Count lines, not occurrences: report how many lines in the records hold the string "dans", and nothing else.

A block of data:
━━━

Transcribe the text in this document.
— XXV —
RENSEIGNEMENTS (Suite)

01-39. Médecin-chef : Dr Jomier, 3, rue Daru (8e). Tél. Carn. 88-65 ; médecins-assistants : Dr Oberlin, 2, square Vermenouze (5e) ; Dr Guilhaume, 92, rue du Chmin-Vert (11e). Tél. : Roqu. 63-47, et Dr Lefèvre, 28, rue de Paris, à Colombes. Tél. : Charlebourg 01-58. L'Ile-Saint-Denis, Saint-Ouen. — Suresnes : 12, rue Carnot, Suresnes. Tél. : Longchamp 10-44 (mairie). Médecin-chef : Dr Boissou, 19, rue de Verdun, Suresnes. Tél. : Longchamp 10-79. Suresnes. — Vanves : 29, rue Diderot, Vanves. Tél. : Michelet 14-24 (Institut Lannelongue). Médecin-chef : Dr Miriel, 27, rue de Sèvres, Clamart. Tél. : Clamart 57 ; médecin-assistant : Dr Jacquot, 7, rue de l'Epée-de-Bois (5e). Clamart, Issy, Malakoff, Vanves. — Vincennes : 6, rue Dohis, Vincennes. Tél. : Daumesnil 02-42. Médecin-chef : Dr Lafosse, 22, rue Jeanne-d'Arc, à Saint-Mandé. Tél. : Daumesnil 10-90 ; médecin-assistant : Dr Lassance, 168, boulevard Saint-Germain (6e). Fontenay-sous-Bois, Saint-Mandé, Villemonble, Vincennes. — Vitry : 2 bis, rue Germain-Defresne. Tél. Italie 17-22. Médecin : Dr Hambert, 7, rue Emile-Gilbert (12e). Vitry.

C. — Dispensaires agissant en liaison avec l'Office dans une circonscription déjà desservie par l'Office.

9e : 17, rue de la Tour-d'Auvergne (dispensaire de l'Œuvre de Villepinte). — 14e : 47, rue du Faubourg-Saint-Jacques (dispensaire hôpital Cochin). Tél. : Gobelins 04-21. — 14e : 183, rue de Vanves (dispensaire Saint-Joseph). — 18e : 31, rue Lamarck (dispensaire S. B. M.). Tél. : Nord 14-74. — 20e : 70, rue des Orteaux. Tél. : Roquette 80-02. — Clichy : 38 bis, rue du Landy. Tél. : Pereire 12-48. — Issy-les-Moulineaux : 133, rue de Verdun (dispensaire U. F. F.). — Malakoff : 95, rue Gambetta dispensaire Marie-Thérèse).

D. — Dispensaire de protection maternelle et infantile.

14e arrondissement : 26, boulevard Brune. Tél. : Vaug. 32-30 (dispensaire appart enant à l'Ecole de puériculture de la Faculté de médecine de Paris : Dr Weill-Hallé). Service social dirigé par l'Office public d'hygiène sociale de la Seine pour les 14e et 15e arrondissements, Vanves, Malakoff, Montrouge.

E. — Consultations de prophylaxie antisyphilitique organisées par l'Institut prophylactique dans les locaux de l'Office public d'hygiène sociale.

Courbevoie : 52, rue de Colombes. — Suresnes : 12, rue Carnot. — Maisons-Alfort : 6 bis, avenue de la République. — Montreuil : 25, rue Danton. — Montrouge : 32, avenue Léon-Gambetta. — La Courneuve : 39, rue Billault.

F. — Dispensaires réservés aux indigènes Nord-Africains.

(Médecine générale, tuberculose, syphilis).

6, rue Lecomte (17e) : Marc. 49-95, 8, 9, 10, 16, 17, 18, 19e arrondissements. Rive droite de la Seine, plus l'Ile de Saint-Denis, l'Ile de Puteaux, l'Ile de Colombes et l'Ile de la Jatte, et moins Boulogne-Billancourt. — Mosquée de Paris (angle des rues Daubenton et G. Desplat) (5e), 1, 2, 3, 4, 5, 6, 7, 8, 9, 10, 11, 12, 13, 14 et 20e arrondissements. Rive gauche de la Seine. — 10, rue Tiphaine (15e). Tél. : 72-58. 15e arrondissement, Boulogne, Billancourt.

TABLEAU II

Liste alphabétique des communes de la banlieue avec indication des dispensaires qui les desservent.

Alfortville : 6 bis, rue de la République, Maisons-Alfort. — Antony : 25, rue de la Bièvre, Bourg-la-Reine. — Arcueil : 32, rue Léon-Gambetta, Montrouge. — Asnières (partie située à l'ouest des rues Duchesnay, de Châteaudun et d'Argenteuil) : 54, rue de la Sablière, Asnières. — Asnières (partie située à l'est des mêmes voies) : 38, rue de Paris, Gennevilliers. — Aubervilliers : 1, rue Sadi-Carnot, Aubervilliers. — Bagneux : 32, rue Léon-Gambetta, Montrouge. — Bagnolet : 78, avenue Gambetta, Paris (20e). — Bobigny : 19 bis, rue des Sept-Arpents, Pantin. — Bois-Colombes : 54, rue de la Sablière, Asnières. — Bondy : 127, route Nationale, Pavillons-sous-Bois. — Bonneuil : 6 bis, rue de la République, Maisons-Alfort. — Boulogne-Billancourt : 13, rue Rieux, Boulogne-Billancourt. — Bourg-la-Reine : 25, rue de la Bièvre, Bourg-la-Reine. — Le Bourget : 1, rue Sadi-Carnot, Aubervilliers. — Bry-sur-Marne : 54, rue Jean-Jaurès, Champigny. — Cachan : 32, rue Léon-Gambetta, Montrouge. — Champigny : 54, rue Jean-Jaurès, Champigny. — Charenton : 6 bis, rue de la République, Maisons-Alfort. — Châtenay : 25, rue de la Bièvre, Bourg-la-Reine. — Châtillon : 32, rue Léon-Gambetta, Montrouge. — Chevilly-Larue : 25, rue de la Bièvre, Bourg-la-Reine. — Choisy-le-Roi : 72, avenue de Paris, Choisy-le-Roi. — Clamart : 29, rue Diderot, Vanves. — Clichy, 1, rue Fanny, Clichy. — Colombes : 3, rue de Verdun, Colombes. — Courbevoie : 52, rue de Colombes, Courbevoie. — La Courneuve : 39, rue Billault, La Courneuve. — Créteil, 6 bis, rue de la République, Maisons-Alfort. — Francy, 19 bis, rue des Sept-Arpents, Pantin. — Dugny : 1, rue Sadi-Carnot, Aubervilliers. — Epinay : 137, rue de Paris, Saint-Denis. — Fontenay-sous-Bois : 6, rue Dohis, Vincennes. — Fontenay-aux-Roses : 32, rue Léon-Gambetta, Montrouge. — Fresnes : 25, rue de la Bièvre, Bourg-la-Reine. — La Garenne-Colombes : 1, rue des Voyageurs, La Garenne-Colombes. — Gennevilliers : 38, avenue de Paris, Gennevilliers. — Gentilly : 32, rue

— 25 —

━━━

■ **Final answer**
2